Check each line of the material below for "informace", then copy the ones that contain it.

Extracted records
* start *
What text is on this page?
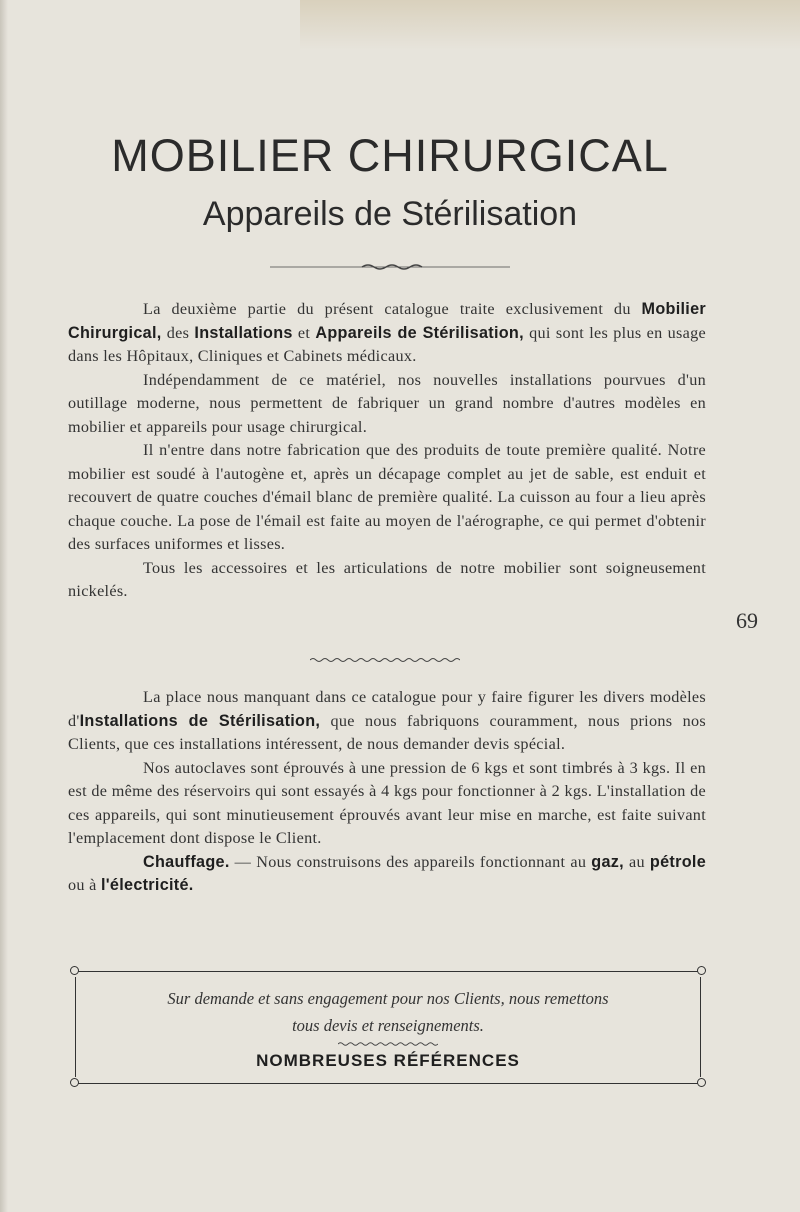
MOBILIER CHIRURGICAL
Appareils de Stérilisation
69

La deuxième partie du présent catalogue traite exclusivement du Mobilier Chirurgical, des Installations et Appareils de Stérilisation, qui sont les plus en usage dans les Hôpitaux, Cliniques et Cabinets médicaux.

Indépendamment de ce matériel, nos nouvelles installations pourvues d'un outillage moderne, nous permettent de fabriquer un grand nombre d'autres modèles en mobilier et appareils pour usage chirurgical.

Il n'entre dans notre fabrication que des produits de toute première qualité. Notre mobilier est soudé à l'autogène et, après un décapage complet au jet de sable, est enduit et recouvert de quatre couches d'émail blanc de première qualité. La cuisson au four a lieu après chaque couche. La pose de l'émail est faite au moyen de l'aérographe, ce qui permet d'obtenir des surfaces uniformes et lisses.

Tous les accessoires et les articulations de notre mobilier sont soigneusement nickelés.

La place nous manquant dans ce catalogue pour y faire figurer les divers modèles d'Installations de Stérilisation, que nous fabriquons couramment, nous prions nos Clients, que ces installations intéressent, de nous demander devis spécial.

Nos autoclaves sont éprouvés à une pression de 6 kgs et sont timbrés à 3 kgs. Il en est de même des réservoirs qui sont essayés à 4 kgs pour fonctionner à 2 kgs. L'installation de ces appareils, qui sont minutieusement éprouvés avant leur mise en marche, est faite suivant l'emplacement dont dispose le Client.

Chauffage. — Nous construisons des appareils fonctionnant au gaz, au pétrole ou à l'électricité.

Sur demande et sans engagement pour nos Clients, nous remettons
tous devis et renseignements.
NOMBREUSES RÉFÉRENCES
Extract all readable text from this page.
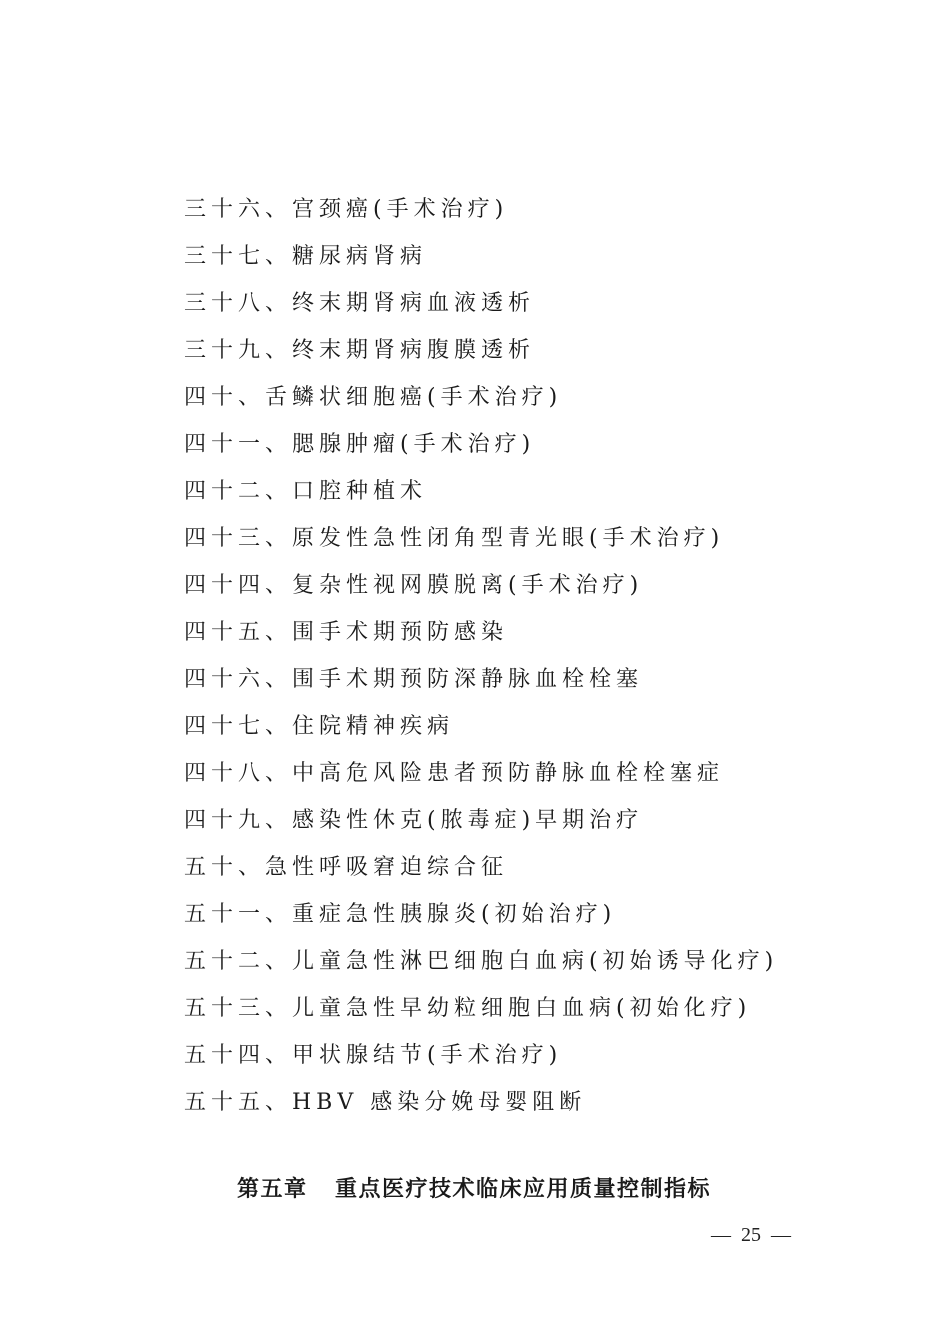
三十六、宫颈癌(手术治疗)
三十七、糖尿病肾病
三十八、终末期肾病血液透析
三十九、终末期肾病腹膜透析
四十、舌鳞状细胞癌(手术治疗)
四十一、腮腺肿瘤(手术治疗)
四十二、口腔种植术
四十三、原发性急性闭角型青光眼(手术治疗)
四十四、复杂性视网膜脱离(手术治疗)
四十五、围手术期预防感染
四十六、围手术期预防深静脉血栓栓塞
四十七、住院精神疾病
四十八、中高危风险患者预防静脉血栓栓塞症
四十九、感染性休克(脓毒症)早期治疗
五十、急性呼吸窘迫综合征
五十一、重症急性胰腺炎(初始治疗)
五十二、儿童急性淋巴细胞白血病(初始诱导化疗)
五十三、儿童急性早幼粒细胞白血病(初始化疗)
五十四、甲状腺结节(手术治疗)
五十五、HBV 感染分娩母婴阻断
第五章   重点医疗技术临床应用质量控制指标
—  25  —
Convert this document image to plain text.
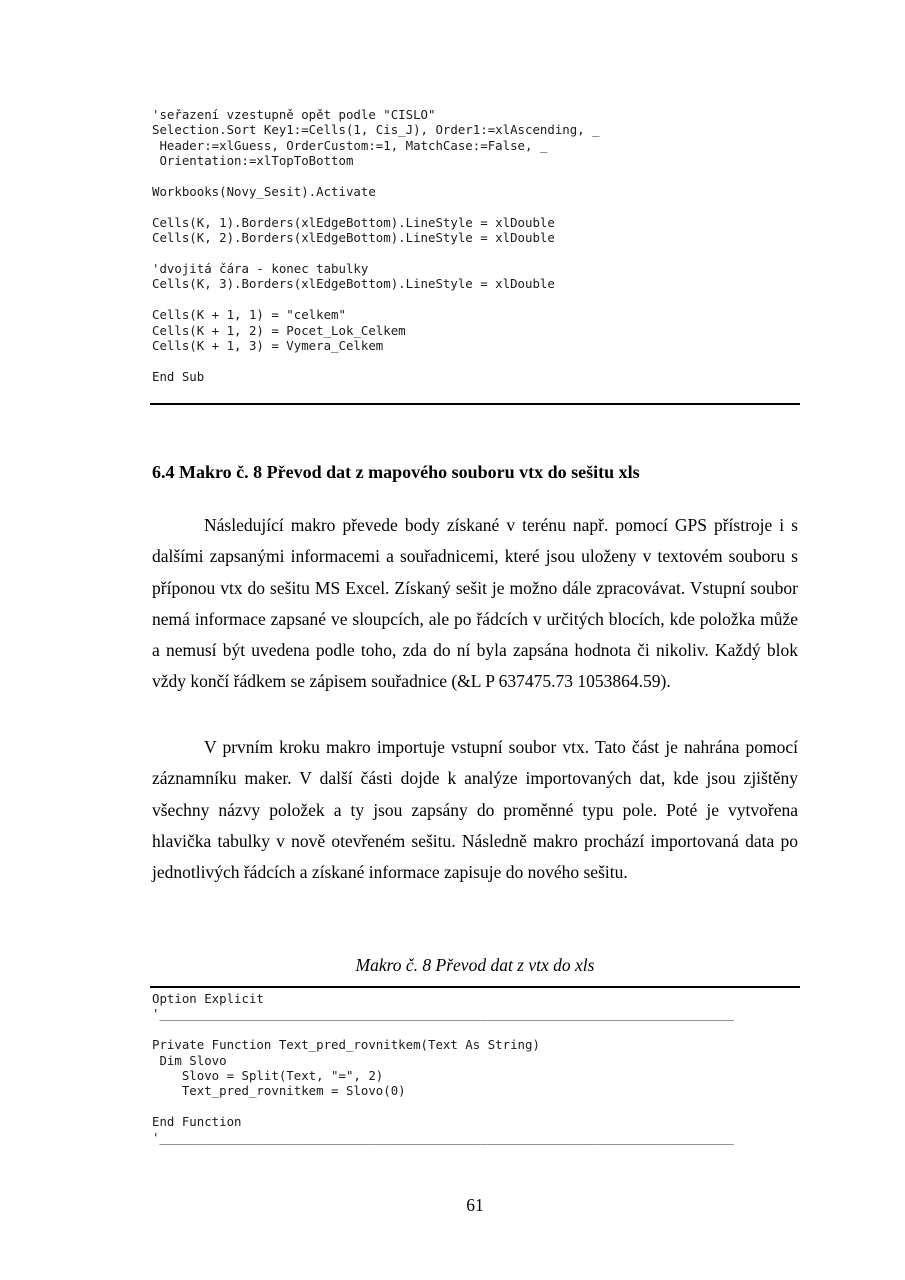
'seřazení vzestupně opět podle "CISLO"
Selection.Sort Key1:=Cells(1, Cis_J), Order1:=xlAscending, _
Header:=xlGuess, OrderCustom:=1, MatchCase:=False, _
Orientation:=xlTopToBottom
Workbooks(Novy_Sesit).Activate
Cells(K, 1).Borders(xlEdgeBottom).LineStyle = xlDouble
Cells(K, 2).Borders(xlEdgeBottom).LineStyle = xlDouble
'dvojitá čára - konec tabulky
Cells(K, 3).Borders(xlEdgeBottom).LineStyle = xlDouble
Cells(K + 1, 1) = "celkem"
Cells(K + 1, 2) = Pocet_Lok_Celkem
Cells(K + 1, 3) = Vymera_Celkem
End Sub
6.4 Makro č. 8 Převod dat z mapového souboru vtx do sešitu xls

Následující makro převede body získané v terénu např. pomocí GPS přístroje i s dalšími zapsanými informacemi a souřadnicemi, které jsou uloženy v textovém souboru s příponou vtx do sešitu MS Excel. Získaný sešit je možno dále zpracovávat. Vstupní soubor nemá informace zapsané ve sloupcích, ale po řádcích v určitých blocích, kde položka může a nemusí být uvedena podle toho, zda do ní byla zapsána hodnota či nikoliv. Každý blok vždy končí řádkem se zápisem souřadnice (&L P 637475.73 1053864.59).

V prvním kroku makro importuje vstupní soubor vtx. Tato část je nahrána pomocí záznamníku maker. V další části dojde k analýze importovaných dat, kde jsou zjištěny všechny názvy položek a ty jsou zapsány do proměnné typu pole. Poté je vytvořena hlavička tabulky v nově otevřeném sešitu. Následně makro prochází importovaná data po jednotlivých řádcích a získané informace zapisuje do nového sešitu.

Makro č. 8 Převod dat z vtx do xls
Option Explicit
'_____________________________________________________________________________
Private Function Text_pred_rovnitkem(Text As String)
Dim Slovo
Slovo = Split(Text, "=", 2)
Text_pred_rovnitkem = Slovo(0)
End Function
'_____________________________________________________________________________
61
* end *
FINAL ANSWER:
Následující makro převede body získané v terénu např. pomocí GPS přístroje i s dalšími zapsanými informacemi a souřadnicemi, které jsou uloženy v textovém souboru s příponou vtx do sešitu MS Excel. Získaný sešit je možno dále zpracovávat. Vstupní soubor nemá informace zapsané ve sloupcích, ale po řádcích v určitých blocích, kde položka může a nemusí být uvedena podle toho, zda do ní byla zapsána hodnota či nikoliv. Každý blok vždy končí řádkem se zápisem souřadnice (&L P 637475.73 1053864.59).
V prvním kroku makro importuje vstupní soubor vtx. Tato část je nahrána pomocí záznamníku maker. V další části dojde k analýze importovaných dat, kde jsou zjištěny všechny názvy položek a ty jsou zapsány do proměnné typu pole. Poté je vytvořena hlavička tabulky v nově otevřeném sešitu. Následně makro prochází importovaná data po jednotlivých řádcích a získané informace zapisuje do nového sešitu.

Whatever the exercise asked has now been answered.